> _TASK DATA_:
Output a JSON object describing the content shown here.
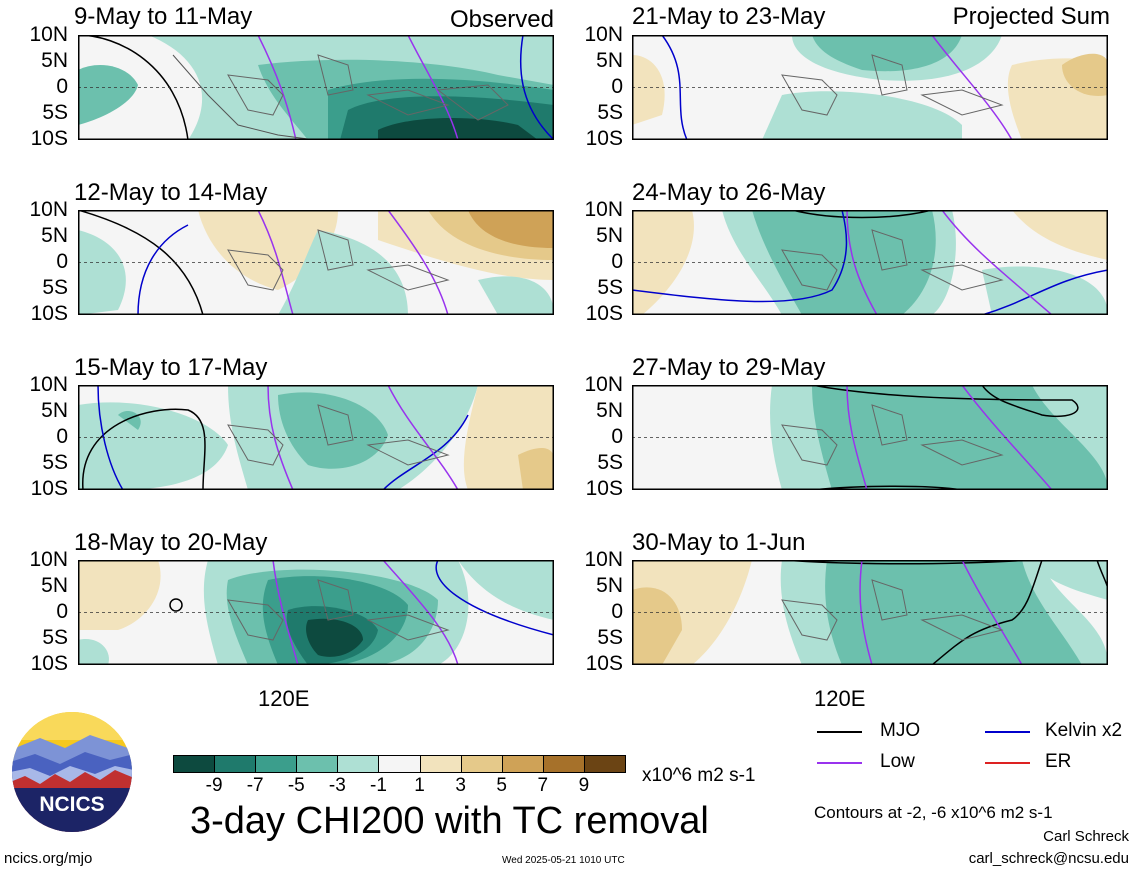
{
  "panels": [
    {
      "title": "9-May to 11-May",
      "label": "Observed"
    },
    {
      "title": "21-May to 23-May",
      "label": "Projected Sum"
    },
    {
      "title": "12-May to 14-May",
      "label": ""
    },
    {
      "title": "24-May to 26-May",
      "label": ""
    },
    {
      "title": "15-May to 17-May",
      "label": ""
    },
    {
      "title": "27-May to 29-May",
      "label": ""
    },
    {
      "title": "18-May to 20-May",
      "label": ""
    },
    {
      "title": "30-May to 1-Jun",
      "label": ""
    }
  ],
  "lat_labels": [
    "10N",
    "5N",
    "0",
    "5S",
    "10S"
  ],
  "lon_label": "120E",
  "colorbar": {
    "ticks": [
      "-9",
      "-7",
      "-5",
      "-3",
      "-1",
      "1",
      "3",
      "5",
      "7",
      "9"
    ],
    "colors": [
      "#0d4a3f",
      "#1f7a6c",
      "#3b9e8c",
      "#6cc0ad",
      "#aee0d4",
      "#f5f5f5",
      "#f2e3bd",
      "#e5c98a",
      "#cfa257",
      "#a6712a",
      "#6b4414"
    ],
    "units": "x10^6 m2 s-1"
  },
  "main_title": "3-day CHI200 with TC removal",
  "legend": [
    {
      "name": "MJO",
      "color": "#000000"
    },
    {
      "name": "Kelvin x2",
      "color": "#0000cc"
    },
    {
      "name": "Low",
      "color": "#9933ee"
    },
    {
      "name": "ER",
      "color": "#dd2222"
    }
  ],
  "contour_note": "Contours at -2, -6 x10^6 m2 s-1",
  "author": "Carl Schreck",
  "email": "carl_schreck@ncsu.edu",
  "site": "ncics.org/mjo",
  "timestamp": "Wed 2025-05-21 1010 UTC",
  "logo_text": "NCICS"
}
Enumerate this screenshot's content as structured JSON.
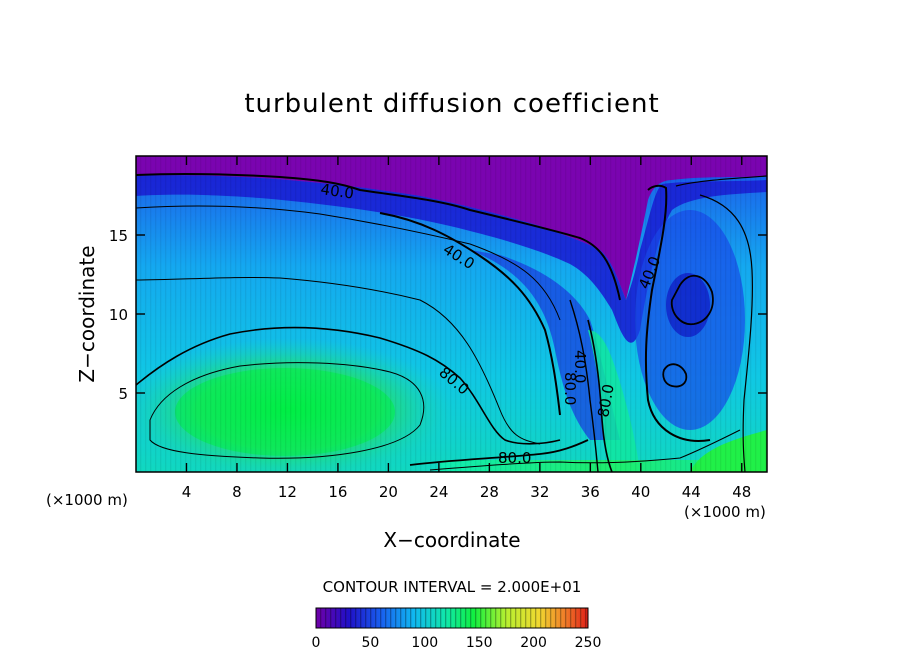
{
  "chart_data": {
    "type": "heatmap",
    "title": "turbulent diffusion coefficient",
    "xlabel": "X−coordinate",
    "ylabel": "Z−coordinate",
    "x_unit_left": "(×1000 m)",
    "x_unit_right": "(×1000 m)",
    "xlim": [
      0,
      50
    ],
    "ylim": [
      0,
      20
    ],
    "x_ticks": [
      4,
      8,
      12,
      16,
      20,
      24,
      28,
      32,
      36,
      40,
      44,
      48
    ],
    "y_ticks": [
      5,
      10,
      15
    ],
    "contour_interval_text": "CONTOUR INTERVAL = 2.000E+01",
    "contour_interval": 20,
    "contour_labels": [
      "40.0",
      "40.0",
      "40.0",
      "80.0",
      "80.0",
      "80.0",
      "40.0",
      "80.0"
    ],
    "colorbar": {
      "min": 0,
      "max": 250,
      "ticks": [
        0,
        50,
        100,
        150,
        200,
        250
      ]
    },
    "colors": {
      "low": "#7a00b0",
      "deep_blue": "#1420d8",
      "blue": "#1e6ef0",
      "cyan": "#14b4f0",
      "teal": "#10e0b0",
      "green": "#00ee40",
      "yellow": "#d8e830",
      "red": "#e83020"
    }
  }
}
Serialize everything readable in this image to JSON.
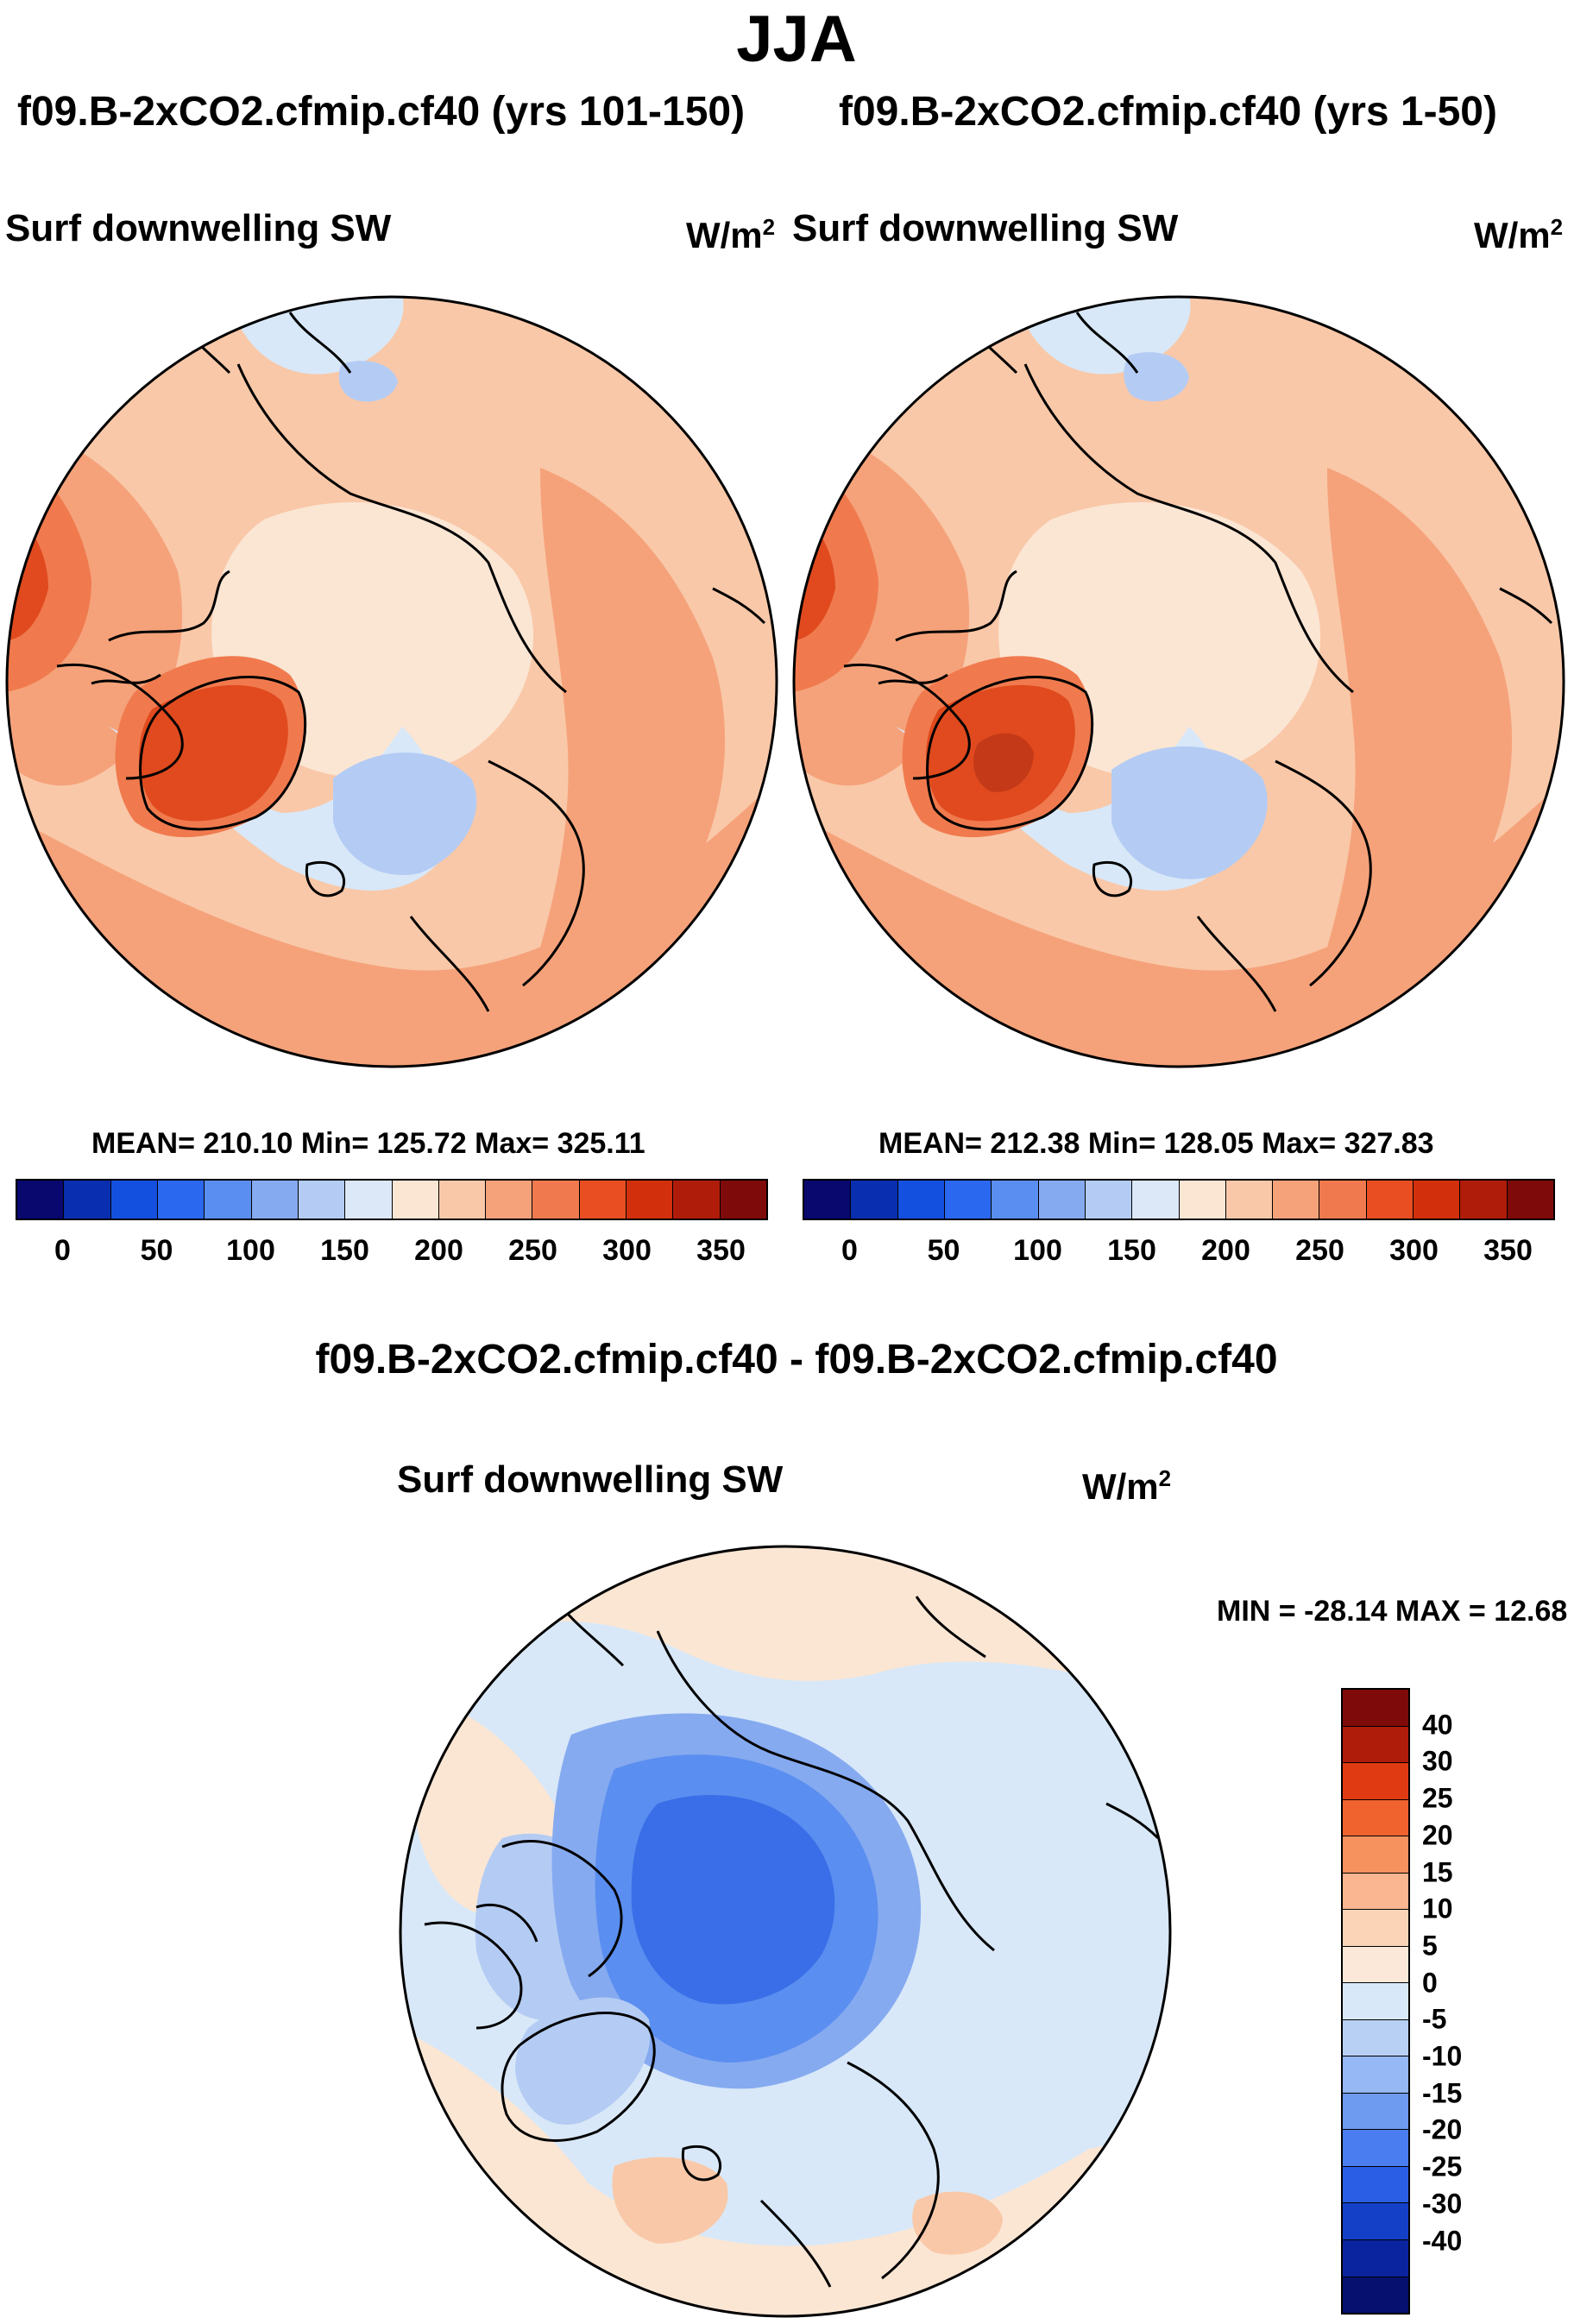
{
  "season": "JJA",
  "panels": [
    {
      "title": "f09.B-2xCO2.cfmip.cf40 (yrs 101-150)",
      "variable": "Surf downwelling SW",
      "units": "W/m",
      "units_exp": "2",
      "stats": "MEAN= 210.10  Min= 125.72  Max= 325.11"
    },
    {
      "title": "f09.B-2xCO2.cfmip.cf40 (yrs 1-50)",
      "variable": "Surf downwelling SW",
      "units": "W/m",
      "units_exp": "2",
      "stats": "MEAN= 212.38  Min= 128.05  Max= 327.83"
    }
  ],
  "abs_colorbar": {
    "ticks": [
      "0",
      "50",
      "100",
      "150",
      "200",
      "250",
      "300",
      "350"
    ],
    "colors": [
      "#08086e",
      "#0a2eb0",
      "#1450e0",
      "#2a68f0",
      "#5a8ef0",
      "#86aaf0",
      "#b4ccf4",
      "#dce8f8",
      "#fbe6d4",
      "#f9c8a8",
      "#f5a27a",
      "#f07a4e",
      "#e84e22",
      "#d2300c",
      "#b01c0a",
      "#7e0a0a"
    ]
  },
  "diff": {
    "title": "f09.B-2xCO2.cfmip.cf40 - f09.B-2xCO2.cfmip.cf40",
    "variable": "Surf downwelling SW",
    "units": "W/m",
    "units_exp": "2",
    "stats": "MIN = -28.14 MAX =  12.68"
  },
  "diff_colorbar": {
    "ticks": [
      "40",
      "30",
      "25",
      "20",
      "15",
      "10",
      "5",
      "0",
      "-5",
      "-10",
      "-15",
      "-20",
      "-25",
      "-30",
      "-40"
    ],
    "colors": [
      "#7e0a0a",
      "#b01c0a",
      "#e03a12",
      "#f0622e",
      "#f5925e",
      "#f9b690",
      "#fbd4b8",
      "#fbe8d8",
      "#d8e8f8",
      "#b8d0f4",
      "#96b8f4",
      "#6e9af0",
      "#4a7ef0",
      "#2a5ee4",
      "#1440c8",
      "#0a24a0",
      "#06106e"
    ]
  },
  "map_colors": {
    "pale_blue": "#d8e8f8",
    "light_blue": "#b4ccf4",
    "mid_blue": "#86aaf0",
    "blue": "#5a8ef0",
    "deep_blue": "#3a6ee8",
    "cream": "#fbe6d4",
    "peach": "#f9c8a8",
    "salmon": "#f5a27a",
    "orange": "#f07a4e",
    "red_orange": "#e04a1e",
    "dark_red": "#c43a18"
  }
}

> _EXERCISE DETAILS_:
All of the records need repeating exactly, except for the pictures.

> _THE RESPONSE_:
Output a JSON object describing the content shown here.
{
  "panels": [
    {
      "title": "9-May to 11-May",
      "label": "Observed"
    },
    {
      "title": "21-May to 23-May",
      "label": "Projected Sum"
    },
    {
      "title": "12-May to 14-May",
      "label": ""
    },
    {
      "title": "24-May to 26-May",
      "label": ""
    },
    {
      "title": "15-May to 17-May",
      "label": ""
    },
    {
      "title": "27-May to 29-May",
      "label": ""
    },
    {
      "title": "18-May to 20-May",
      "label": ""
    },
    {
      "title": "30-May to 1-Jun",
      "label": ""
    }
  ],
  "lat_labels": [
    "10N",
    "5N",
    "0",
    "5S",
    "10S"
  ],
  "lon_label": "120E",
  "colorbar": {
    "ticks": [
      "-9",
      "-7",
      "-5",
      "-3",
      "-1",
      "1",
      "3",
      "5",
      "7",
      "9"
    ],
    "colors": [
      "#0d4a3f",
      "#1f7a6c",
      "#3b9e8c",
      "#6cc0ad",
      "#aee0d4",
      "#f5f5f5",
      "#f2e3bd",
      "#e5c98a",
      "#cfa257",
      "#a6712a",
      "#6b4414"
    ],
    "units": "x10^6 m2 s-1"
  },
  "main_title": "3-day CHI200 with TC removal",
  "legend": [
    {
      "name": "MJO",
      "color": "#000000"
    },
    {
      "name": "Kelvin x2",
      "color": "#0000cc"
    },
    {
      "name": "Low",
      "color": "#9933ee"
    },
    {
      "name": "ER",
      "color": "#dd2222"
    }
  ],
  "contour_note": "Contours at -2, -6 x10^6 m2 s-1",
  "author": "Carl Schreck",
  "email": "carl_schreck@ncsu.edu",
  "site": "ncics.org/mjo",
  "timestamp": "Wed 2025-05-21 1010 UTC",
  "logo_text": "NCICS"
}
Enumerate this screenshot's content as structured JSON.
{
  "chart_data": {
    "type": "heatmap",
    "title": "turbulent diffusion coefficient",
    "xlabel": "X−coordinate",
    "ylabel": "Z−coordinate",
    "x_unit_left": "(×1000 m)",
    "x_unit_right": "(×1000 m)",
    "xlim": [
      0,
      50
    ],
    "ylim": [
      0,
      20
    ],
    "x_ticks": [
      4,
      8,
      12,
      16,
      20,
      24,
      28,
      32,
      36,
      40,
      44,
      48
    ],
    "y_ticks": [
      5,
      10,
      15
    ],
    "contour_interval_text": "CONTOUR INTERVAL = 2.000E+01",
    "contour_interval": 20,
    "contour_labels": [
      "40.0",
      "40.0",
      "40.0",
      "80.0",
      "80.0",
      "80.0",
      "40.0",
      "80.0"
    ],
    "colorbar": {
      "min": 0,
      "max": 250,
      "ticks": [
        0,
        50,
        100,
        150,
        200,
        250
      ]
    },
    "colors": {
      "low": "#7a00b0",
      "deep_blue": "#1420d8",
      "blue": "#1e6ef0",
      "cyan": "#14b4f0",
      "teal": "#10e0b0",
      "green": "#00ee40",
      "yellow": "#d8e830",
      "red": "#e83020"
    }
  }
}
Serialize everything readable in this image to JSON.
{
  "season": "JJA",
  "panels": [
    {
      "title": "f09.B-2xCO2.cfmip.cf40 (yrs 101-150)",
      "variable": "Surf downwelling SW",
      "units": "W/m",
      "units_exp": "2",
      "stats": "MEAN= 210.10  Min= 125.72  Max= 325.11"
    },
    {
      "title": "f09.B-2xCO2.cfmip.cf40 (yrs 1-50)",
      "variable": "Surf downwelling SW",
      "units": "W/m",
      "units_exp": "2",
      "stats": "MEAN= 212.38  Min= 128.05  Max= 327.83"
    }
  ],
  "abs_colorbar": {
    "ticks": [
      "0",
      "50",
      "100",
      "150",
      "200",
      "250",
      "300",
      "350"
    ],
    "colors": [
      "#08086e",
      "#0a2eb0",
      "#1450e0",
      "#2a68f0",
      "#5a8ef0",
      "#86aaf0",
      "#b4ccf4",
      "#dce8f8",
      "#fbe6d4",
      "#f9c8a8",
      "#f5a27a",
      "#f07a4e",
      "#e84e22",
      "#d2300c",
      "#b01c0a",
      "#7e0a0a"
    ]
  },
  "diff": {
    "title": "f09.B-2xCO2.cfmip.cf40 - f09.B-2xCO2.cfmip.cf40",
    "variable": "Surf downwelling SW",
    "units": "W/m",
    "units_exp": "2",
    "stats": "MIN = -28.14 MAX =  12.68"
  },
  "diff_colorbar": {
    "ticks": [
      "40",
      "30",
      "25",
      "20",
      "15",
      "10",
      "5",
      "0",
      "-5",
      "-10",
      "-15",
      "-20",
      "-25",
      "-30",
      "-40"
    ],
    "colors": [
      "#7e0a0a",
      "#b01c0a",
      "#e03a12",
      "#f0622e",
      "#f5925e",
      "#f9b690",
      "#fbd4b8",
      "#fbe8d8",
      "#d8e8f8",
      "#b8d0f4",
      "#96b8f4",
      "#6e9af0",
      "#4a7ef0",
      "#2a5ee4",
      "#1440c8",
      "#0a24a0",
      "#06106e"
    ]
  },
  "map_colors": {
    "pale_blue": "#d8e8f8",
    "light_blue": "#b4ccf4",
    "mid_blue": "#86aaf0",
    "blue": "#5a8ef0",
    "deep_blue": "#3a6ee8",
    "cream": "#fbe6d4",
    "peach": "#f9c8a8",
    "salmon": "#f5a27a",
    "orange": "#f07a4e",
    "red_orange": "#e04a1e",
    "dark_red": "#c43a18"
  }
}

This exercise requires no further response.